State how many lines of the records contain the string "prompt", and give no other information.
───── INPUT
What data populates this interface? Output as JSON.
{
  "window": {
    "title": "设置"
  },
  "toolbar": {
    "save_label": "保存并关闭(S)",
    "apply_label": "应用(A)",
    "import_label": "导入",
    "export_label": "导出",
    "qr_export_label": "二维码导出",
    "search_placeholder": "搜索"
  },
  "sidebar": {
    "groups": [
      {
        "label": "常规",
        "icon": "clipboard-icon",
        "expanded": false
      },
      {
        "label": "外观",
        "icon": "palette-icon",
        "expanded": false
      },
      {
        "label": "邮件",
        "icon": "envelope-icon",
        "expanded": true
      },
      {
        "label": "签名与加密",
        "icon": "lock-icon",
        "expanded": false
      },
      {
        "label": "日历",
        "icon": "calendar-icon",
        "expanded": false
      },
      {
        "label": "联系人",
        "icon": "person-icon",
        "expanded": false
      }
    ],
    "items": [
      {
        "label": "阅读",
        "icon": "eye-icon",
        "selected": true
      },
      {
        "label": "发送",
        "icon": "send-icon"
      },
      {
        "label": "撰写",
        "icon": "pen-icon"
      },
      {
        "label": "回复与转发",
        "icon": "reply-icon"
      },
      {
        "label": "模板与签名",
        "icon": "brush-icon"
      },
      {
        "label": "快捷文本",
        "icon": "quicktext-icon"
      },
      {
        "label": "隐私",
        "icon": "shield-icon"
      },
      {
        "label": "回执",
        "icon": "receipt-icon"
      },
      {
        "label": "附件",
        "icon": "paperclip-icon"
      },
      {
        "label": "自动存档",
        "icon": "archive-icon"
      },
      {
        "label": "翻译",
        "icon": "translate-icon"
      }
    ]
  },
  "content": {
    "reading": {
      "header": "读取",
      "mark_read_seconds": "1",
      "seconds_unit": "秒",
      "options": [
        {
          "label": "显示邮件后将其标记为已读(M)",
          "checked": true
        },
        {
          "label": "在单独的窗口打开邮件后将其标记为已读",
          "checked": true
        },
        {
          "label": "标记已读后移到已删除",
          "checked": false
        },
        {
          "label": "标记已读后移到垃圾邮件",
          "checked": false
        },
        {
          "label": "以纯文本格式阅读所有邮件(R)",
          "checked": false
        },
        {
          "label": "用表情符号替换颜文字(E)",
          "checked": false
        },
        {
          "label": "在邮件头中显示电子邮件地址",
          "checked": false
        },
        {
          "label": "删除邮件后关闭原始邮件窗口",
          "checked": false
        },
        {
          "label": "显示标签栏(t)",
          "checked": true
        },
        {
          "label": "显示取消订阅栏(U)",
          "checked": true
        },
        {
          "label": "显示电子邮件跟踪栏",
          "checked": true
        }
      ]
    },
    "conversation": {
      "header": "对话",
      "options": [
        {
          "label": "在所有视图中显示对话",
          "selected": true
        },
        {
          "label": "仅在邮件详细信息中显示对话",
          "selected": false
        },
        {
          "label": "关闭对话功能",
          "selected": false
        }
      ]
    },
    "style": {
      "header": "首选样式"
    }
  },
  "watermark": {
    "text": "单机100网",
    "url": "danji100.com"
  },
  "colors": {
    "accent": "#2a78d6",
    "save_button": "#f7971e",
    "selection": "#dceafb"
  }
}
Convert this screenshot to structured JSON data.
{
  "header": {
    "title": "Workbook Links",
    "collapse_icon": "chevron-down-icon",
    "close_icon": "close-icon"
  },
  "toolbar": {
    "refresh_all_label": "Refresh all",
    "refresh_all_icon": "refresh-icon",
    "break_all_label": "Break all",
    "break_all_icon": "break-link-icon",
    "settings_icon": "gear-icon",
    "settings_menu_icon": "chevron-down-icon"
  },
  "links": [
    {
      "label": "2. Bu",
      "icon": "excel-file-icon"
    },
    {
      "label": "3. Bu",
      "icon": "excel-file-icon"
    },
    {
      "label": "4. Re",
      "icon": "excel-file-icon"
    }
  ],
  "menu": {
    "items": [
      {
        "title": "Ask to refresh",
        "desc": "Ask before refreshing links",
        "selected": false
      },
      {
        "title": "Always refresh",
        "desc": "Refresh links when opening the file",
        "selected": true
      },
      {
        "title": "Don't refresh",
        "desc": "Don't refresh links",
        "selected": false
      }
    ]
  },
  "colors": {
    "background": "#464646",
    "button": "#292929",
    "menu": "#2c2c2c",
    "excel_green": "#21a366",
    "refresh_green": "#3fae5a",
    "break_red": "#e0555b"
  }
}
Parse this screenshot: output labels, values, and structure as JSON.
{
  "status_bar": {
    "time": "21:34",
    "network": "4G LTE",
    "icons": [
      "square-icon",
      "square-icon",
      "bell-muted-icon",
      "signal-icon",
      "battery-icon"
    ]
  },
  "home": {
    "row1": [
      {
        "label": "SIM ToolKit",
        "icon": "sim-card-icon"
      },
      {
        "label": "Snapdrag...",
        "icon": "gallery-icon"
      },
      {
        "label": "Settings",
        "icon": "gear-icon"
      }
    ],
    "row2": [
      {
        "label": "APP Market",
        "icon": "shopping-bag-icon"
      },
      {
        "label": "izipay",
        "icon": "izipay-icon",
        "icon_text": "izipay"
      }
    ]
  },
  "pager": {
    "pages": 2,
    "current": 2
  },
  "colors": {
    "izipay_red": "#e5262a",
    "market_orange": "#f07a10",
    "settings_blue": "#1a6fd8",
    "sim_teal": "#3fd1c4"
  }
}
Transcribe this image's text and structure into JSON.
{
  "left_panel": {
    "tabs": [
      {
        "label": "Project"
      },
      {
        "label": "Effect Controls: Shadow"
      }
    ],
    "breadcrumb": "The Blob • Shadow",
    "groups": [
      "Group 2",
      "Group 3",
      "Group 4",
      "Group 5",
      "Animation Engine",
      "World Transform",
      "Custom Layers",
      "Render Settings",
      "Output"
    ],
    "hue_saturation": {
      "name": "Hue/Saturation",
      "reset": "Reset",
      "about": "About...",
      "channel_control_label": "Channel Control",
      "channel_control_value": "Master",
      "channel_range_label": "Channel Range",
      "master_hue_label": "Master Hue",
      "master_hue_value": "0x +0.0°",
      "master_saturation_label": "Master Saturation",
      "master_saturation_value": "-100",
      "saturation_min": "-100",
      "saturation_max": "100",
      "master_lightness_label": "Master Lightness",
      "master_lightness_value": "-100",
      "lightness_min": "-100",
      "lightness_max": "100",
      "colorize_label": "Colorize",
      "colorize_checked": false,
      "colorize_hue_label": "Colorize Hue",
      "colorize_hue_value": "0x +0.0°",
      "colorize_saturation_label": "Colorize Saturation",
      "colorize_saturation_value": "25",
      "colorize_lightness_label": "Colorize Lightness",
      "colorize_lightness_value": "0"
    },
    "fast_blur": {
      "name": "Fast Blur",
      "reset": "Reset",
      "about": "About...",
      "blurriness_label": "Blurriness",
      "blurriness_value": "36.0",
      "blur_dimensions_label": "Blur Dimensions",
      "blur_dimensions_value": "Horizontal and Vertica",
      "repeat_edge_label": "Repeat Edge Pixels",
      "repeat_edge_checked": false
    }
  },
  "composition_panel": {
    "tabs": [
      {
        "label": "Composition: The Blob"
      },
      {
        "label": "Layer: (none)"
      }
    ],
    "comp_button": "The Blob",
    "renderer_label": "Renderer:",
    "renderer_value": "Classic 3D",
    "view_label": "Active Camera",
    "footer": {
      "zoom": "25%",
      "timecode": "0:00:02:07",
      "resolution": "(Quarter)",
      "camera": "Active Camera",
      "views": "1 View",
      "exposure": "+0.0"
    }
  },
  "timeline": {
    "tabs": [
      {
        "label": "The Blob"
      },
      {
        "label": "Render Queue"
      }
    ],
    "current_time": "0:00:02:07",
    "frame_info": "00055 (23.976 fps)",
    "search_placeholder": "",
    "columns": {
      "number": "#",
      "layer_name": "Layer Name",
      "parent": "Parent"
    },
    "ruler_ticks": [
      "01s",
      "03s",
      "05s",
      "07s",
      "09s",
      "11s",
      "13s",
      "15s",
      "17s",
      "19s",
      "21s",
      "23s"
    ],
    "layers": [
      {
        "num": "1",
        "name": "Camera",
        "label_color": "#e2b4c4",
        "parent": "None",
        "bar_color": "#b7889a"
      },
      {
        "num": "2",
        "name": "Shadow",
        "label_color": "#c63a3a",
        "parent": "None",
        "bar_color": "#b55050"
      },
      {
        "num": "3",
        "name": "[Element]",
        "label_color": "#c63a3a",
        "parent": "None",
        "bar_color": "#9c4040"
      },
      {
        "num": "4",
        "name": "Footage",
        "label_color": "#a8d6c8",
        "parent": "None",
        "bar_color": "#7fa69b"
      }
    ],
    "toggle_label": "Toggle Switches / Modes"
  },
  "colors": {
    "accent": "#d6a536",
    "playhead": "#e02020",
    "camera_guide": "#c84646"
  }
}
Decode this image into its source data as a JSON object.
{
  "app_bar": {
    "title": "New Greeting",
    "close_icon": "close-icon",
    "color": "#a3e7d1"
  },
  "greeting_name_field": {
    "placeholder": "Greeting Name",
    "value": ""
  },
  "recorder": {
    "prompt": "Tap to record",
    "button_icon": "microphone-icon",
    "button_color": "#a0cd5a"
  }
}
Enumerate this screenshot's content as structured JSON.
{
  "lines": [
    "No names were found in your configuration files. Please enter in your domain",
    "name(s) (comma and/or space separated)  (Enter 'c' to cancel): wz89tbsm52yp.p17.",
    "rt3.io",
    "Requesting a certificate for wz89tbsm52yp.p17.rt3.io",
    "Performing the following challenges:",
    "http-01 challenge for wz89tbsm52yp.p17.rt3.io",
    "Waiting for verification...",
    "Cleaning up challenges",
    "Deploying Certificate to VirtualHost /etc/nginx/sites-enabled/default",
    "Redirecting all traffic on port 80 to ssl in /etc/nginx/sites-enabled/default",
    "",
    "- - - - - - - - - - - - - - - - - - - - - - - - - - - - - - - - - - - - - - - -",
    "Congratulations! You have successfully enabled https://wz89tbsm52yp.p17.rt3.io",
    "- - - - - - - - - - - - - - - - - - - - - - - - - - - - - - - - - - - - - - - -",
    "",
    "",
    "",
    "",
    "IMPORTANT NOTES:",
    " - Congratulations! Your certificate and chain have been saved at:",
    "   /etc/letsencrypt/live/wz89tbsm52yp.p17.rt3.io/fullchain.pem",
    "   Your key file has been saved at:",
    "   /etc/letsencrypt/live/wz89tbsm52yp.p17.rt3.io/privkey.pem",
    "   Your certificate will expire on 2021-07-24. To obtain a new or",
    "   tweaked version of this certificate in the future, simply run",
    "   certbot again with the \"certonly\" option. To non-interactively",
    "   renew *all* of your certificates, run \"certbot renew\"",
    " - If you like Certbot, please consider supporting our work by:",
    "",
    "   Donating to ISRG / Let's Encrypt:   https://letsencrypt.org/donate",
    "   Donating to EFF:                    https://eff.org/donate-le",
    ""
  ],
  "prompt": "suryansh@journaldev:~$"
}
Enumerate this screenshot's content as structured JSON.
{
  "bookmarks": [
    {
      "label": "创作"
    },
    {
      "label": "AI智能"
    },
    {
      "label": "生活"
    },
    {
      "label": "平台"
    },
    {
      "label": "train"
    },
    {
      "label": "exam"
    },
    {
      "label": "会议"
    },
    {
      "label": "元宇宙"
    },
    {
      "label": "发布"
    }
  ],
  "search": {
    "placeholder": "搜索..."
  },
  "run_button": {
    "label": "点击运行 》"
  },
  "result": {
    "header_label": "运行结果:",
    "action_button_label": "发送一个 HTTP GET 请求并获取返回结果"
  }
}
──────────
**SOLUTION TO THIS PROBLEM**
2